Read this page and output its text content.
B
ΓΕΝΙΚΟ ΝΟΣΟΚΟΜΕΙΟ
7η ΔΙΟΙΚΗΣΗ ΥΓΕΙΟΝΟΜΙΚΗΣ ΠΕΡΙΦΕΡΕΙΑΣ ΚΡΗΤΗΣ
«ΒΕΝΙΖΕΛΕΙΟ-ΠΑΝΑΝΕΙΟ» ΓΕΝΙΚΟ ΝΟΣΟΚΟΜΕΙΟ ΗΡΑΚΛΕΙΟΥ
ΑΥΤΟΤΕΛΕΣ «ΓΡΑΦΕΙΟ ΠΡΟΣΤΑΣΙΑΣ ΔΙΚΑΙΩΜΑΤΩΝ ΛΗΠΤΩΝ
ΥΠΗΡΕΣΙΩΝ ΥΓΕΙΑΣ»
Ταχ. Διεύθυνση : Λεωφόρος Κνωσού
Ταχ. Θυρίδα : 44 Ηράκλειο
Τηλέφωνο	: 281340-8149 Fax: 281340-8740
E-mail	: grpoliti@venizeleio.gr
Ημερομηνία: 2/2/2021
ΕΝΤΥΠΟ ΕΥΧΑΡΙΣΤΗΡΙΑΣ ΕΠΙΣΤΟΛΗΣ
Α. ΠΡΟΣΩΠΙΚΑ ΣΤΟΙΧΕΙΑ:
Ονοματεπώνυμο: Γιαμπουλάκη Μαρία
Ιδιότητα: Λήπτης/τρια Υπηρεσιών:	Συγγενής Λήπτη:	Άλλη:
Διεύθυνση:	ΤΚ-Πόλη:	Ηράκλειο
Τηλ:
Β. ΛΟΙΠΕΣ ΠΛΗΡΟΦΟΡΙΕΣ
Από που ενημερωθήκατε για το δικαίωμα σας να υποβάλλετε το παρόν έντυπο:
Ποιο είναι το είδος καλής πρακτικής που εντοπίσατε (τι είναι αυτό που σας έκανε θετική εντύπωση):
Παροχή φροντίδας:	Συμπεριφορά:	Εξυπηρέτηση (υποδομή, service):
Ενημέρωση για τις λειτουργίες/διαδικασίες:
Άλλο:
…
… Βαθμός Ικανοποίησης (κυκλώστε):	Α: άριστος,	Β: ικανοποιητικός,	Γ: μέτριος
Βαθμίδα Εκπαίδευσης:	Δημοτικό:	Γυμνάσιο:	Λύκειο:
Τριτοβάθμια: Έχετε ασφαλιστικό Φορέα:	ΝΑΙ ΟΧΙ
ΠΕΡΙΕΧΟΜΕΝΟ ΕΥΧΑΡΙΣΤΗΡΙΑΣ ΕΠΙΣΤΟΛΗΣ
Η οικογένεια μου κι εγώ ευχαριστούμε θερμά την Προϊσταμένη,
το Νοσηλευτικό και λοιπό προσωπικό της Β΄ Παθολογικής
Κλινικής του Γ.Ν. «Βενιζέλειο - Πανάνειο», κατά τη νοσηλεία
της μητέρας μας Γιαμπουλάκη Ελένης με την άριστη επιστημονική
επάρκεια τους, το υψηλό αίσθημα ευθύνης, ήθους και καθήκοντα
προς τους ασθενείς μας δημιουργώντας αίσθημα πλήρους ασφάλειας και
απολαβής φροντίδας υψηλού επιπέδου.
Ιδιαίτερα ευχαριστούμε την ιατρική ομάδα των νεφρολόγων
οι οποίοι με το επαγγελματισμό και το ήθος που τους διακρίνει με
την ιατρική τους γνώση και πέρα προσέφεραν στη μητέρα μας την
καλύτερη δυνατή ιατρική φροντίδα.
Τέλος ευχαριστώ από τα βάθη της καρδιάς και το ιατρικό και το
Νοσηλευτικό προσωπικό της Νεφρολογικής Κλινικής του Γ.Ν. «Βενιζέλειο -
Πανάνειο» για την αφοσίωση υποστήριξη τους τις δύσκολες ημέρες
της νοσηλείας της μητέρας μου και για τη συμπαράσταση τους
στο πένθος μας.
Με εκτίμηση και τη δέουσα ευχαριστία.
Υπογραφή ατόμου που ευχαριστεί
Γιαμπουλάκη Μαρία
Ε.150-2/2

*-*-*

Scan the listing above. Gather each line that contains the word "προσωπικό".

το Νοσηλευτικό και λοιπό προσωπικό της Β΄ Παθολογικής
Νοσηλευτικό προσωπικό της Νεφρολογικής Κλινικής του Γ.Ν. «Βενιζέλειο -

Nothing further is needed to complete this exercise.